* TASK PROMPT
Among the lines listed below, count those that include the string "document", and state only the count.

[Saved entries]
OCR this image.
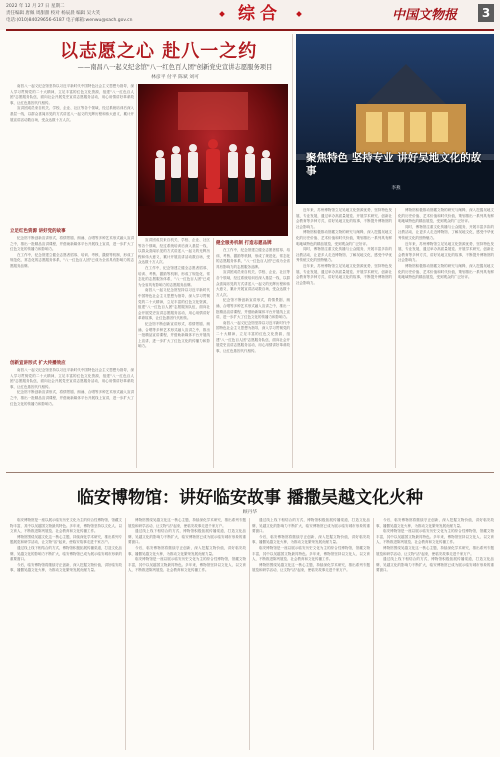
2022 年 12 月 27 日 星期二
责任编辑 唐佩 周甜甜 校对 杨辰晨 编辑 吴大笑
电话:(010)84029656-6187 电子邮箱:wenwu@sach.gov.cn	综合	中国文物报	3
以志愿之心 赴八一之约
——南昌八一起义纪念馆"八一红色百人团"创新党史宣讲志愿服务项目
林彦平 付平 陈斌 刘可

南昌八一起义纪念馆坚持以习近平新时代中国特色社会主义思想为指导，深入学习贯彻党的二十大精神，立足丰富的红色文化资源，组建"八一红色百人团"志愿服务队伍，面向社会开展党史宣讲志愿服务活动，用心用情讲好革命故事，让红色基因代代相传。

宣讲团成员来自机关、学校、企业、社区等各个领域，经过系统培训后深入基层一线，以群众喜闻乐见的方式讲述八一起义的光辉历程和伟大意义，累计开展宣讲活动数百场，受众达数十万人次。

立足红色资源 讲好党的故事

纪念馆不断创新宣讲形式，将情景剧、朗诵、合唱等多种艺术形式融入宣讲之中，推出一批精品宣讲课程，并借助新媒体平台开展线上宣讲，进一步扩大了红色文化的传播力和影响力。

在工作中，纪念馆建立健全志愿者招募、培训、考核、激励等机制，形成了规范化、常态化的志愿服务体系，"八一红色百人团"已成为全省具有影响力的志愿服务品牌。

创新宣讲形式 扩大传播效应

南昌八一起义纪念馆坚持以习近平新时代中国特色社会主义思想为指导，深入学习贯彻党的二十大精神，立足丰富的红色文化资源，组建"八一红色百人团"志愿服务队伍，面向社会开展党史宣讲志愿服务活动，用心用情讲好革命故事，让红色基因代代相传。

纪念馆不断创新宣讲形式，将情景剧、朗诵、合唱等多种艺术形式融入宣讲之中，推出一批精品宣讲课程，并借助新媒体平台开展线上宣讲，进一步扩大了红色文化的传播力和影响力。

宣讲团成员来自机关、学校、企业、社区等各个领域，经过系统培训后深入基层一线，以群众喜闻乐见的方式讲述八一起义的光辉历程和伟大意义，累计开展宣讲活动数百场，受众达数十万人次。

在工作中，纪念馆建立健全志愿者招募、培训、考核、激励等机制，形成了规范化、常态化的志愿服务体系，"八一红色百人团"已成为全省具有影响力的志愿服务品牌。

南昌八一起义纪念馆坚持以习近平新时代中国特色社会主义思想为指导，深入学习贯彻党的二十大精神，立足丰富的红色文化资源，组建"八一红色百人团"志愿服务队伍，面向社会开展党史宣讲志愿服务活动，用心用情讲好革命故事，让红色基因代代相传。

纪念馆不断创新宣讲形式，将情景剧、朗诵、合唱等多种艺术形式融入宣讲之中，推出一批精品宣讲课程，并借助新媒体平台开展线上宣讲，进一步扩大了红色文化的传播力和影响力。

健全服务机制 打造志愿品牌

在工作中，纪念馆建立健全志愿者招募、培训、考核、激励等机制，形成了规范化、常态化的志愿服务体系，"八一红色百人团"已成为全省具有影响力的志愿服务品牌。

宣讲团成员来自机关、学校、企业、社区等各个领域，经过系统培训后深入基层一线，以群众喜闻乐见的方式讲述八一起义的光辉历程和伟大意义，累计开展宣讲活动数百场，受众达数十万人次。

纪念馆不断创新宣讲形式，将情景剧、朗诵、合唱等多种艺术形式融入宣讲之中，推出一批精品宣讲课程，并借助新媒体平台开展线上宣讲，进一步扩大了红色文化的传播力和影响力。

南昌八一起义纪念馆坚持以习近平新时代中国特色社会主义思想为指导，深入学习贯彻党的二十大精神，立足丰富的红色文化资源，组建"八一红色百人团"志愿服务队伍，面向社会开展党史宣讲志愿服务活动，用心用情讲好革命故事，让红色基因代代相传。

聚焦特色 坚持专业 讲好吴地文化的故事
李燕

近年来，苏州博物馆立足吴地文化资源优势，坚持特色发展、专业发展，通过举办高质量展览、开展学术研究、创新社会教育等多种方式，讲好吴地文化的故事，不断提升博物馆的社会影响力。

博物馆积极推动馆藏文物的研究与阐释，深入挖掘吴地文化的历史价值、艺术价值和时代价值，策划推出一系列具有鲜明地域特色的精品展览，受到观众的广泛好评。

同时，博物馆注重文化传播与公众服务，开展丰富多彩的社教活动，让更多人走近博物馆、了解吴地文化，感受中华优秀传统文化的独特魅力。

近年来，苏州博物馆立足吴地文化资源优势，坚持特色发展、专业发展，通过举办高质量展览、开展学术研究、创新社会教育等多种方式，讲好吴地文化的故事，不断提升博物馆的社会影响力。

博物馆积极推动馆藏文物的研究与阐释，深入挖掘吴地文化的历史价值、艺术价值和时代价值，策划推出一系列具有鲜明地域特色的精品展览，受到观众的广泛好评。

同时，博物馆注重文化传播与公众服务，开展丰富多彩的社教活动，让更多人走近博物馆、了解吴地文化，感受中华优秀传统文化的独特魅力。

近年来，苏州博物馆立足吴地文化资源优势，坚持特色发展、专业发展，通过举办高质量展览、开展学术研究、创新社会教育等多种方式，讲好吴地文化的故事，不断提升博物馆的社会影响力。

博物馆积极推动馆藏文物的研究与阐释，深入挖掘吴地文化的历史价值、艺术价值和时代价值，策划推出一系列具有鲜明地域特色的精品展览，受到观众的广泛好评。

临安博物馆：讲好临安故事 播撒吴越文化火种
顾丹华

临安博物馆是一座以展示临安历史文化为主的综合性博物馆，馆藏文物丰富，其中以吴越国文物最具特色。多年来，博物馆坚持以文化人、以文育人，不断推进陈列展览、社会教育和文化传播工作。

博物馆围绕吴越文化这一核心主题，持续深化学术研究，推出系列专题展览和研学活动，让文物"活"起来，使临安故事走进千家万户。

通过线上线下相结合的方式，博物馆积极拓展传播渠道，打造文化品牌，吴越文化的影响力不断扩大，临安博物馆已成为展示临安城市形象的重要窗口。

今后，临安博物馆将继续守正创新，深入挖掘文物价值，讲好临安故事，播撒吴越文化火种，为推动文化繁荣发展贡献力量。

博物馆围绕吴越文化这一核心主题，持续深化学术研究，推出系列专题展览和研学活动，让文物"活"起来，使临安故事走进千家万户。

通过线上线下相结合的方式，博物馆积极拓展传播渠道，打造文化品牌，吴越文化的影响力不断扩大，临安博物馆已成为展示临安城市形象的重要窗口。

今后，临安博物馆将继续守正创新，深入挖掘文物价值，讲好临安故事，播撒吴越文化火种，为推动文化繁荣发展贡献力量。

临安博物馆是一座以展示临安历史文化为主的综合性博物馆，馆藏文物丰富，其中以吴越国文物最具特色。多年来，博物馆坚持以文化人、以文育人，不断推进陈列展览、社会教育和文化传播工作。

通过线上线下相结合的方式，博物馆积极拓展传播渠道，打造文化品牌，吴越文化的影响力不断扩大，临安博物馆已成为展示临安城市形象的重要窗口。

今后，临安博物馆将继续守正创新，深入挖掘文物价值，讲好临安故事，播撒吴越文化火种，为推动文化繁荣发展贡献力量。

临安博物馆是一座以展示临安历史文化为主的综合性博物馆，馆藏文物丰富，其中以吴越国文物最具特色。多年来，博物馆坚持以文化人、以文育人，不断推进陈列展览、社会教育和文化传播工作。

博物馆围绕吴越文化这一核心主题，持续深化学术研究，推出系列专题展览和研学活动，让文物"活"起来，使临安故事走进千家万户。

今后，临安博物馆将继续守正创新，深入挖掘文物价值，讲好临安故事，播撒吴越文化火种，为推动文化繁荣发展贡献力量。

临安博物馆是一座以展示临安历史文化为主的综合性博物馆，馆藏文物丰富，其中以吴越国文物最具特色。多年来，博物馆坚持以文化人、以文育人，不断推进陈列展览、社会教育和文化传播工作。

博物馆围绕吴越文化这一核心主题，持续深化学术研究，推出系列专题展览和研学活动，让文物"活"起来，使临安故事走进千家万户。

通过线上线下相结合的方式，博物馆积极拓展传播渠道，打造文化品牌，吴越文化的影响力不断扩大，临安博物馆已成为展示临安城市形象的重要窗口。
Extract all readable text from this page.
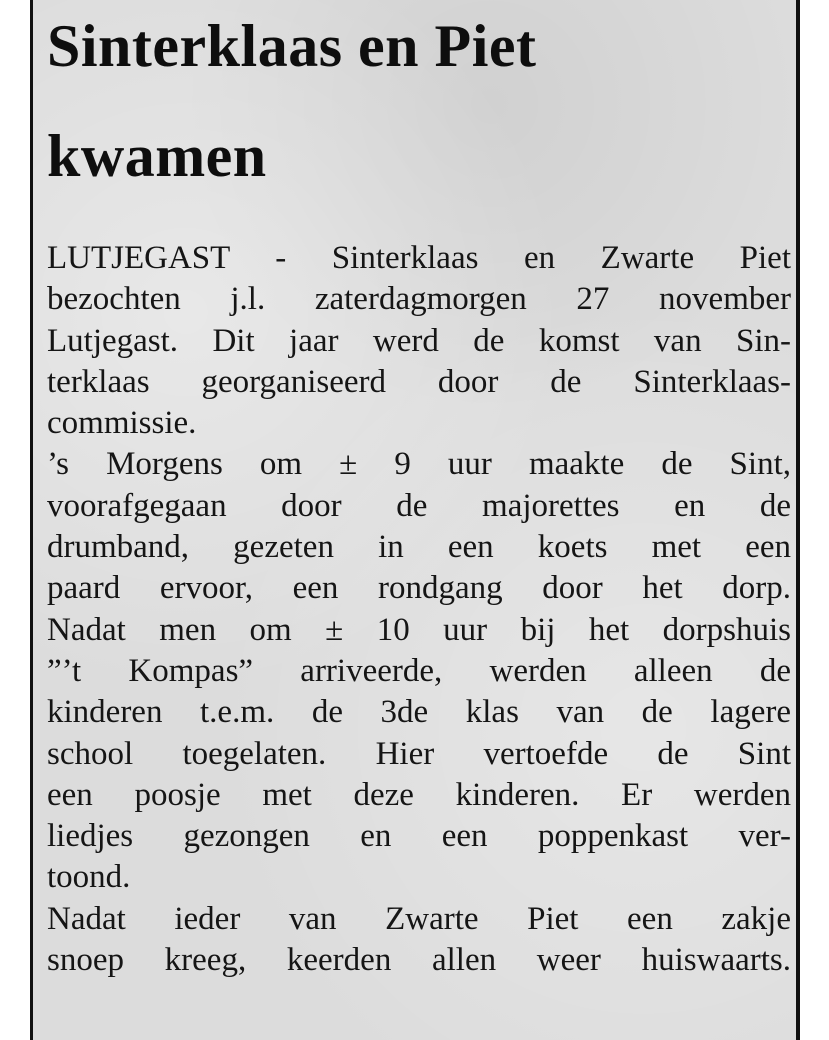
Sinterklaas en Piet
kwamen
LUTJEGAST - Sinterklaas en Zwarte Piet
bezochten j.l. zaterdagmorgen 27 november
Lutjegast. Dit jaar werd de komst van Sin-
terklaas georganiseerd door de Sinterklaas-
commissie.
’s Morgens om ± 9 uur maakte de Sint,
voorafgegaan door de majorettes en de
drumband, gezeten in een koets met een
paard ervoor, een rondgang door het dorp.
Nadat men om ± 10 uur bij het dorpshuis
”’t Kompas” arriveerde, werden alleen de
kinderen t.e.m. de 3de klas van de lagere
school toegelaten. Hier vertoefde de Sint
een poosje met deze kinderen. Er werden
liedjes gezongen en een poppenkast ver-
toond.
Nadat ieder van Zwarte Piet een zakje
snoep kreeg, keerden allen weer huiswaarts.
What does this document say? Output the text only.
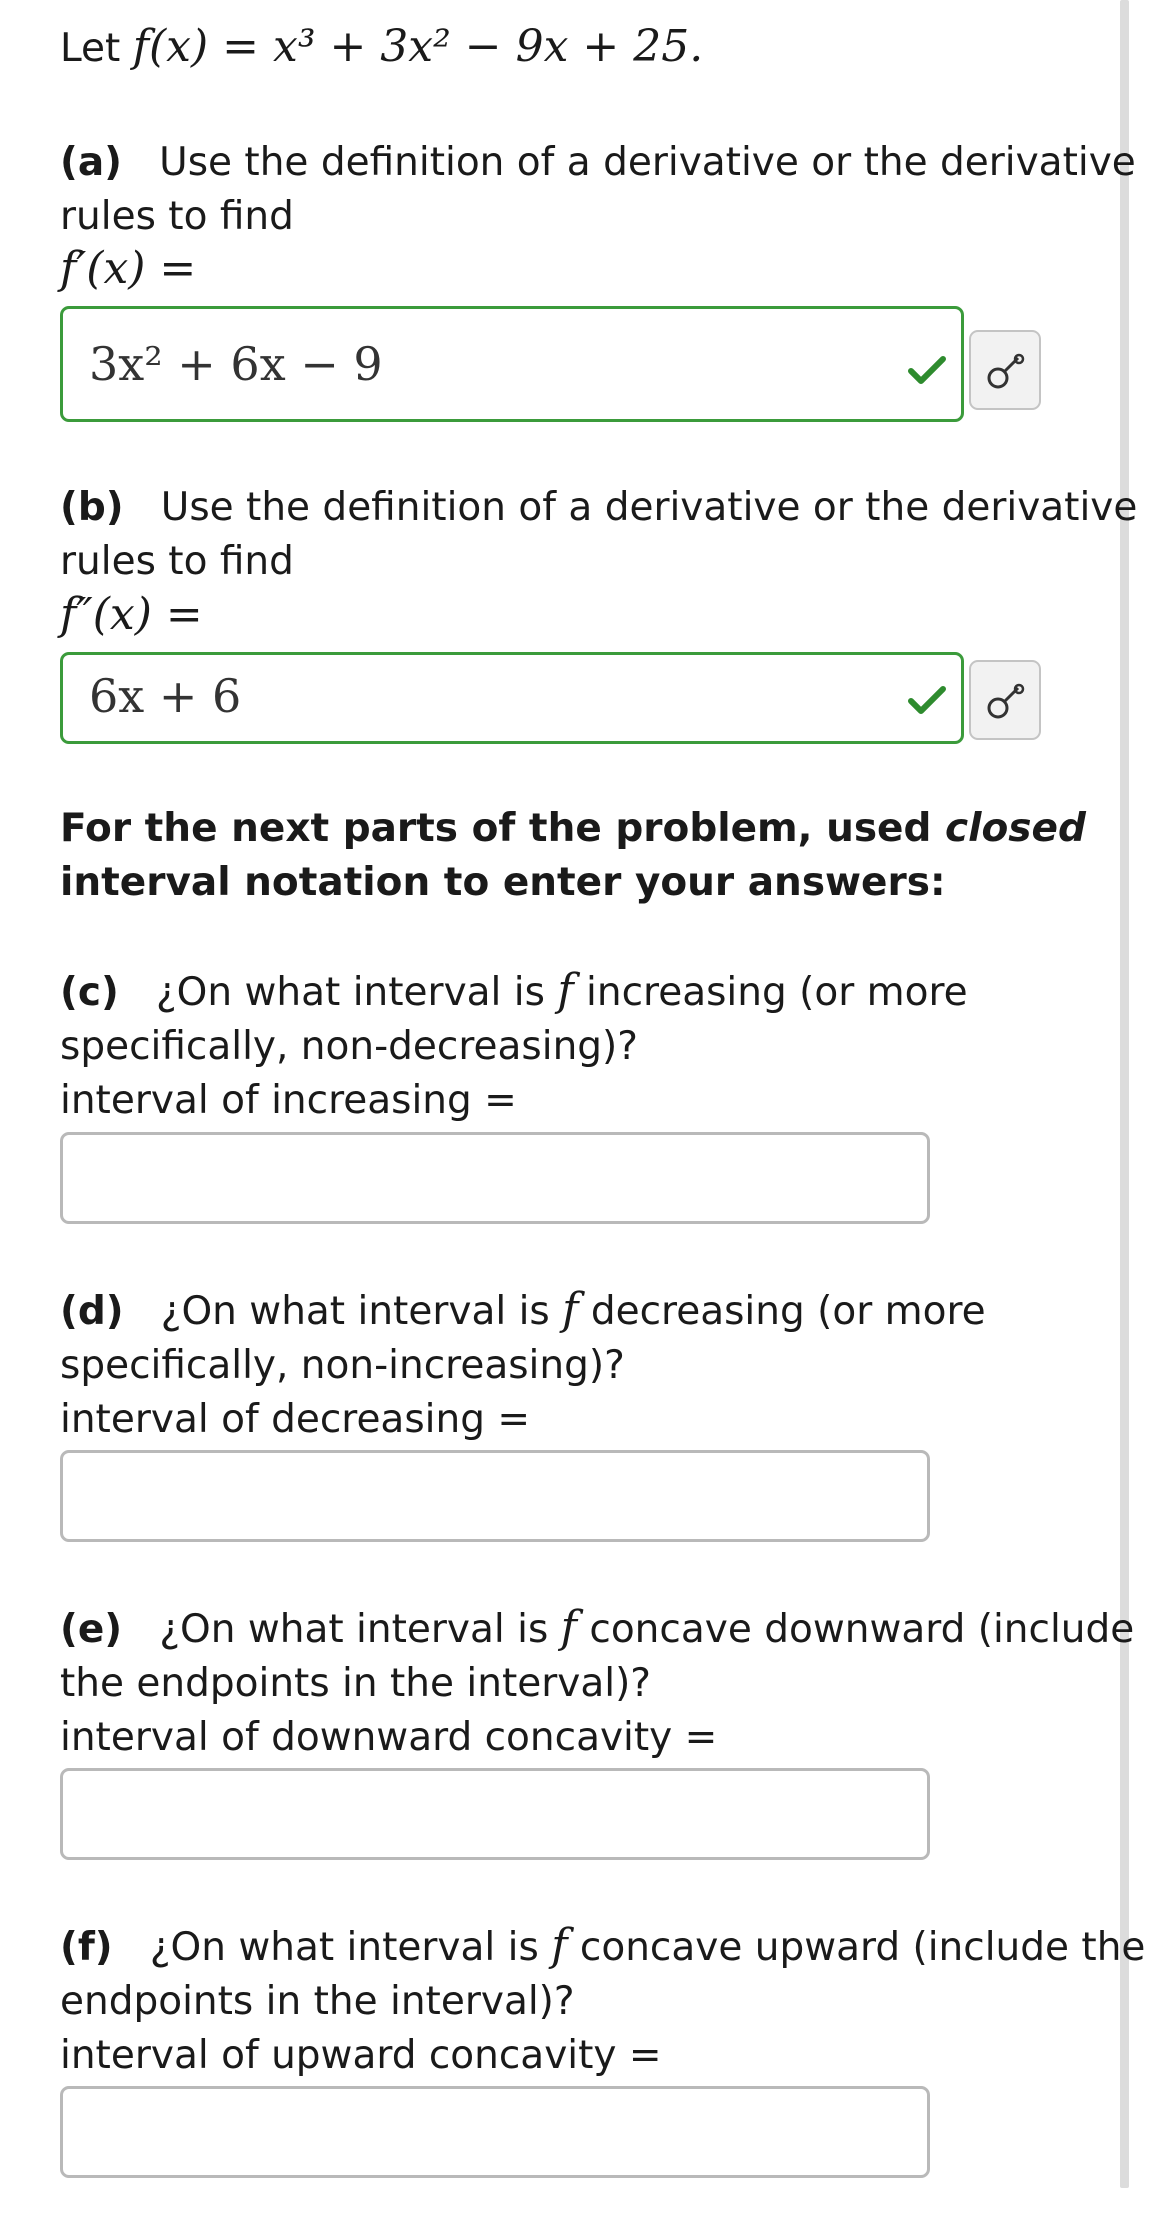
Let f(x) = x³ + 3x² − 9x + 25.
(a) Use the definition of a derivative or the derivative
rules to find
f′(x) =
3x² + 6x − 9
(b) Use the definition of a derivative or the derivative
rules to find
f″(x) =
6x + 6
For the next parts of the problem, used closed
interval notation to enter your answers:
(c) ¿On what interval is f increasing (or more
specifically, non-decreasing)?
interval of increasing =
(d) ¿On what interval is f decreasing (or more
specifically, non-increasing)?
interval of decreasing =
(e) ¿On what interval is f concave downward (include
the endpoints in the interval)?
interval of downward concavity =
(f) ¿On what interval is f concave upward (include the
endpoints in the interval)?
interval of upward concavity =
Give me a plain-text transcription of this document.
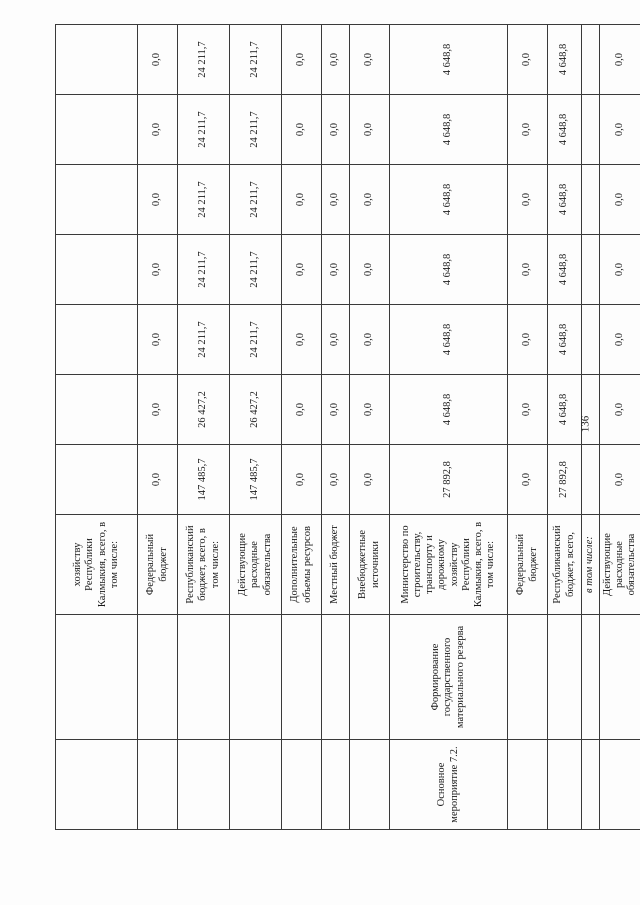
		хозяйству Республики Калмыкия, всего, в том числе:							
		Федеральный бюджет	0,0	0,0	0,0	0,0	0,0	0,0	0,0
		Республиканский бюджет, всего, в том числе:	147 485,7	26 427,2	24 211,7	24 211,7	24 211,7	24 211,7	24 211,7
		Действующие расходные обязательства	147 485,7	26 427,2	24 211,7	24 211,7	24 211,7	24 211,7	24 211,7
		Дополнительные объемы ресурсов	0,0	0,0	0,0	0,0	0,0	0,0	0,0
		Местный бюджет	0,0	0,0	0,0	0,0	0,0	0,0	0,0
		Внебюджетные источники	0,0	0,0	0,0	0,0	0,0	0,0	0,0
Основное мероприятие 7.2.	Формирование государственного материального резерва	Министерство по строительству, транспорту и дорожному хозяйству Республики Калмыкия, всего, в том числе:	27 892,8	4 648,8	4 648,8	4 648,8	4 648,8	4 648,8	4 648,8
		Федеральный бюджет	0,0	0,0	0,0	0,0	0,0	0,0	0,0
		Республиканский бюджет, всего,	27 892,8	4 648,8	4 648,8	4 648,8	4 648,8	4 648,8	4 648,8
		в том числе:							
		Действующие расходные обязательства	0,0	0,0	0,0	0,0	0,0	0,0	0,0
136
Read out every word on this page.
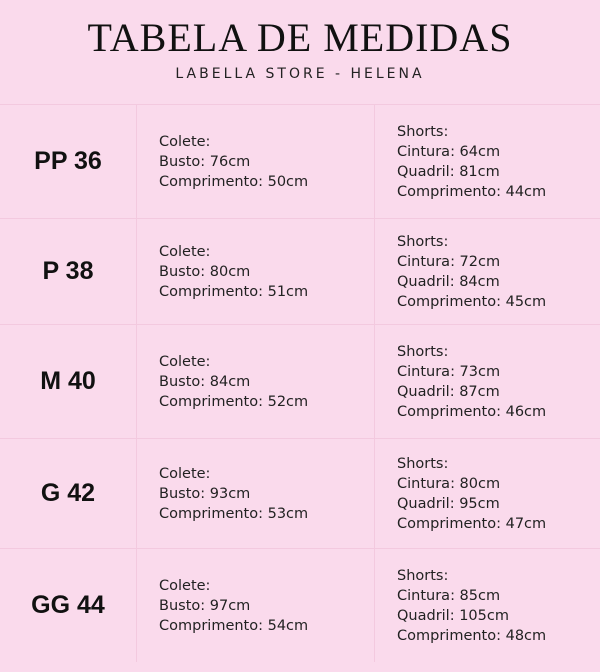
TABELA DE MEDIDAS
LABELLA STORE - HELENA
PP 36
Colete:
Busto: 76cm
Comprimento: 50cm
Shorts:
Cintura: 64cm
Quadril: 81cm
Comprimento: 44cm
P 38
Colete:
Busto: 80cm
Comprimento: 51cm
Shorts:
Cintura: 72cm
Quadril: 84cm
Comprimento: 45cm
M 40
Colete:
Busto: 84cm
Comprimento: 52cm
Shorts:
Cintura: 73cm
Quadril: 87cm
Comprimento: 46cm
G 42
Colete:
Busto: 93cm
Comprimento: 53cm
Shorts:
Cintura: 80cm
Quadril: 95cm
Comprimento: 47cm
GG 44
Colete:
Busto: 97cm
Comprimento: 54cm
Shorts:
Cintura: 85cm
Quadril: 105cm
Comprimento: 48cm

* EXERCISE ANSWER
2